What you will do => Please list each line in the entries below that contains the string "screenshot".

Spatial annotation entries =>

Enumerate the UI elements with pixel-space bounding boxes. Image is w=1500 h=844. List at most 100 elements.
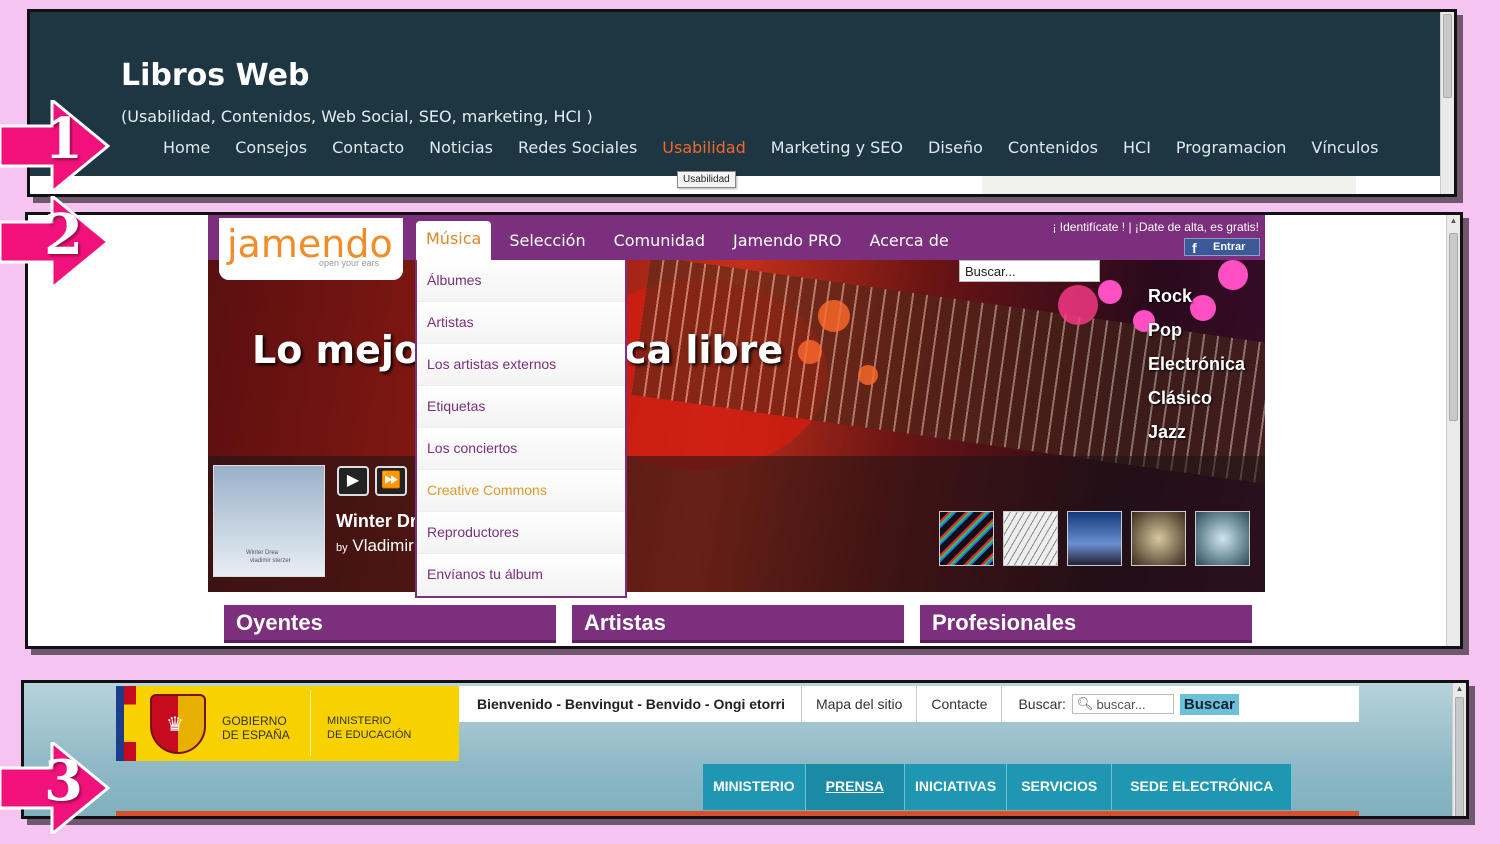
libros-web-screenshot: Libros Web (Usabilidad, Contenidos, Web …	[27, 9, 1457, 197]
section-oyentes[interactable]: Oyentes	[224, 605, 556, 643]
by-label: by	[336, 542, 348, 554]
scroll-up-icon[interactable]: ▲	[1453, 683, 1466, 695]
dropdown-envianos[interactable]: Envíanos tu álbum	[417, 554, 625, 596]
album-thumbnail[interactable]	[939, 511, 994, 566]
genre-jazz[interactable]: Jazz	[1148, 422, 1245, 456]
dropdown-albumes[interactable]: Álbumes	[417, 260, 625, 302]
album-thumbnail[interactable]	[1067, 511, 1122, 566]
jamendo-logo[interactable]: jamendo open your ears	[219, 218, 403, 280]
album-thumbnails	[939, 511, 1250, 566]
nav-redes-sociales[interactable]: Redes Sociales	[518, 138, 637, 157]
dropdown-conciertos[interactable]: Los conciertos	[417, 428, 625, 470]
dropdown-reproductores[interactable]: Reproductores	[417, 512, 625, 554]
genre-pop[interactable]: Pop	[1148, 320, 1245, 354]
album-cover[interactable]: Winter Drea vladimir sterzer	[213, 465, 325, 577]
search-button[interactable]: Buscar	[1179, 693, 1239, 715]
hero-headline-left: Lo mejor	[252, 328, 439, 372]
menu-seleccion[interactable]: Selección	[495, 221, 599, 260]
nav-contacto[interactable]: Contacto	[332, 138, 404, 157]
site-title[interactable]: Libros Web	[121, 58, 309, 93]
play-icon[interactable]: ▶	[337, 466, 369, 496]
menu-comunidad[interactable]: Comunidad	[600, 221, 719, 260]
scrollbar-thumb[interactable]	[1443, 14, 1452, 98]
song-artist[interactable]: by Vladimir	[336, 536, 414, 556]
nav-diseno[interactable]: Diseño	[928, 138, 983, 157]
tab-prensa[interactable]: PRENSA	[805, 764, 906, 810]
nav-usabilidad[interactable]: Usabilidad	[662, 138, 745, 157]
genre-electronica[interactable]: Electrónica	[1148, 354, 1245, 388]
album-thumbnail[interactable]	[1131, 511, 1186, 566]
tab-iniciativas[interactable]: INICIATIVAS	[905, 764, 1008, 810]
menu-acerca-de[interactable]: Acerca de	[855, 221, 962, 260]
nav-programacion[interactable]: Programacion	[1176, 138, 1286, 157]
search-placeholder: buscar...	[1096, 696, 1146, 712]
scrollbar-thumb[interactable]	[1455, 697, 1464, 816]
tab-sede-electronica[interactable]: SEDE ELECTRÓNICA	[1112, 764, 1293, 810]
song-title[interactable]: Winter Dr	[336, 511, 417, 532]
album-thumbnail[interactable]	[1003, 511, 1058, 566]
search-label: Buscar:	[1018, 696, 1066, 712]
dropdown-artistas[interactable]: Artistas	[417, 302, 625, 344]
nav-marketing-seo[interactable]: Marketing y SEO	[771, 138, 903, 157]
bokeh-light	[798, 340, 822, 364]
annotation-number: 1	[44, 106, 83, 172]
facebook-login-button[interactable]: f Entrar	[1184, 238, 1260, 256]
dropdown-creative-commons[interactable]: Creative Commons	[417, 470, 625, 512]
scroll-up-icon[interactable]: ▲	[1447, 215, 1460, 227]
accent-line	[116, 811, 1359, 816]
main-nav: Home Consejos Contacto Noticias Redes So…	[163, 138, 1378, 157]
ministerio-text: MINISTERIO DE EDUCACIÓN	[327, 714, 411, 742]
main-tabs: MINISTERIO PRENSA INICIATIVAS SERVICIOS …	[703, 764, 1293, 810]
tab-ministerio[interactable]: MINISTERIO	[703, 764, 806, 810]
sidebar-strip	[982, 176, 1356, 194]
section-headers: Oyentes Artistas Profesionales	[224, 605, 1252, 643]
link-mapa-del-sitio[interactable]: Mapa del sitio	[802, 686, 918, 722]
dropdown-artistas-externos[interactable]: Los artistas externos	[417, 344, 625, 386]
genre-rock[interactable]: Rock	[1148, 286, 1245, 320]
dropdown-etiquetas[interactable]: Etiquetas	[417, 386, 625, 428]
main-menu: Música Selección Comunidad Jamendo PRO A…	[416, 221, 963, 260]
album-art-artist: vladimir sterzer	[250, 558, 291, 564]
scrollbar[interactable]: ▲	[1446, 215, 1460, 646]
facebook-button-label: Entrar	[1213, 241, 1246, 253]
menu-musica[interactable]: Música	[416, 221, 492, 260]
scrollbar[interactable]: ▲	[1452, 683, 1466, 816]
ministerio-line-1: MINISTERIO	[327, 715, 392, 727]
ministerio-screenshot: ♛ GOBIERNO DE ESPAÑA MINISTERIO DE EDUCACI…	[21, 680, 1469, 819]
annotation-number: 3	[44, 748, 83, 814]
login-links[interactable]: ¡ Identifícate ! | ¡Date de alta, es gra…	[1052, 220, 1259, 234]
nav-consejos[interactable]: Consejos	[235, 138, 307, 157]
jamendo-site: Lo mejor ca libre Rock Pop Electrónica C…	[208, 215, 1265, 646]
jamendo-screenshot: Lo mejor ca libre Rock Pop Electrónica C…	[25, 212, 1463, 649]
musica-dropdown: Álbumes Artistas Los artistas externos E…	[415, 260, 627, 598]
nav-noticias[interactable]: Noticias	[429, 138, 493, 157]
bokeh-light	[818, 300, 850, 332]
ministerio-line-2: DE EDUCACIÓN	[327, 729, 412, 741]
logo-divider	[310, 690, 311, 756]
scrollbar-thumb[interactable]	[1449, 233, 1458, 421]
scrollbar[interactable]	[1440, 12, 1454, 194]
nav-hci[interactable]: HCI	[1123, 138, 1151, 157]
section-profesionales[interactable]: Profesionales	[920, 605, 1252, 643]
menu-jamendo-pro[interactable]: Jamendo PRO	[719, 221, 855, 260]
annotation-arrow-1: 1	[0, 96, 111, 196]
album-thumbnail[interactable]	[1195, 511, 1250, 566]
utility-bar: Bienvenido - Benvingut - Benvido - Ongi …	[459, 686, 1359, 722]
link-contacte[interactable]: Contacte	[917, 686, 1003, 722]
section-artistas[interactable]: Artistas	[572, 605, 904, 643]
nav-home[interactable]: Home	[163, 138, 210, 157]
bokeh-light	[1098, 280, 1122, 304]
logo-tagline: open your ears	[319, 258, 380, 268]
nav-vinculos[interactable]: Vínculos	[1311, 138, 1378, 157]
fast-forward-icon[interactable]: ⏩	[375, 466, 407, 496]
search-input[interactable]: 🔍︎ buscar...	[1071, 694, 1174, 714]
artist-name[interactable]: Vladimir	[352, 536, 413, 555]
welcome-greeting: Bienvenido - Benvingut - Benvido - Ongi …	[459, 686, 803, 722]
genre-clasico[interactable]: Clásico	[1148, 388, 1245, 422]
search-icon: 🔍︎	[1076, 696, 1094, 711]
gobierno-line-2: DE ESPAÑA	[222, 728, 290, 742]
nav-contenidos[interactable]: Contenidos	[1008, 138, 1098, 157]
search-input[interactable]: Buscar...	[959, 260, 1100, 282]
government-logo[interactable]: ♛ GOBIERNO DE ESPAÑA MINISTERIO DE EDUCACI…	[116, 686, 459, 761]
tab-servicios[interactable]: SERVICIOS	[1007, 764, 1113, 810]
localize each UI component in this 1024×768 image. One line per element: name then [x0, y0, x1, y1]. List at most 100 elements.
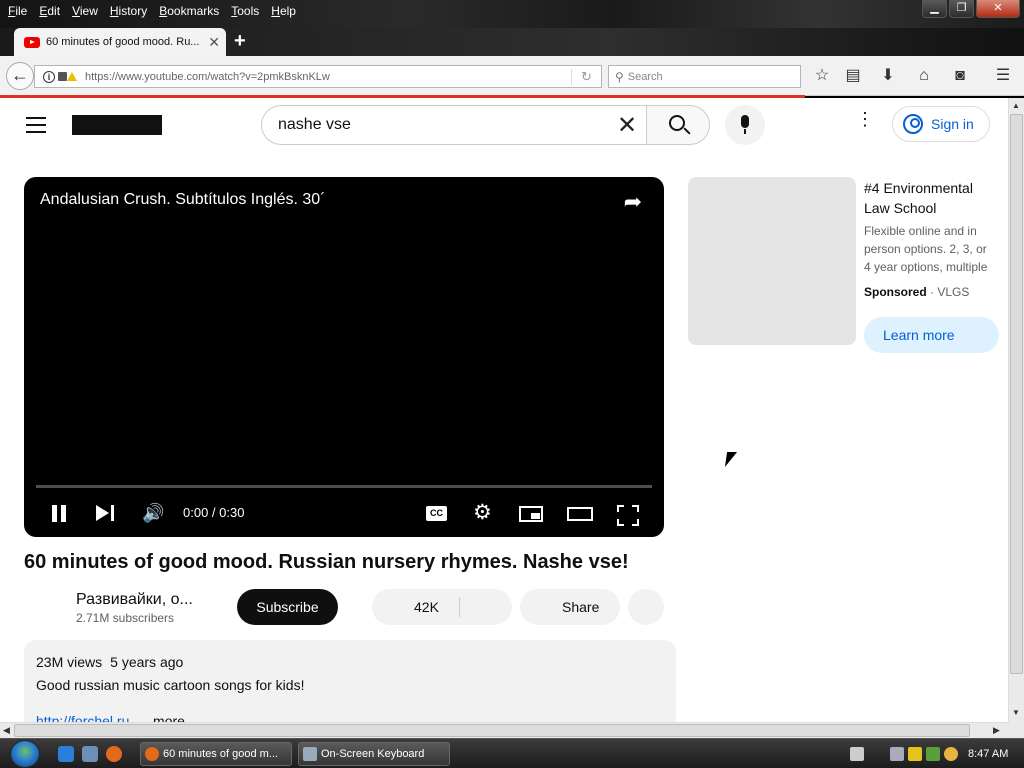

Response to this exercise =>
libros-web-screenshot: Libros Web (Usabilidad, Contenidos, Web …	[27, 9, 1457, 197]
ministerio-screenshot: ♛ GOBIERNO DE ESPAÑA MINISTERIO DE EDUCACI…	[21, 680, 1469, 819]
jamendo-screenshot: Lo mejor ca libre Rock Pop Electrónica C…	[25, 212, 1463, 649]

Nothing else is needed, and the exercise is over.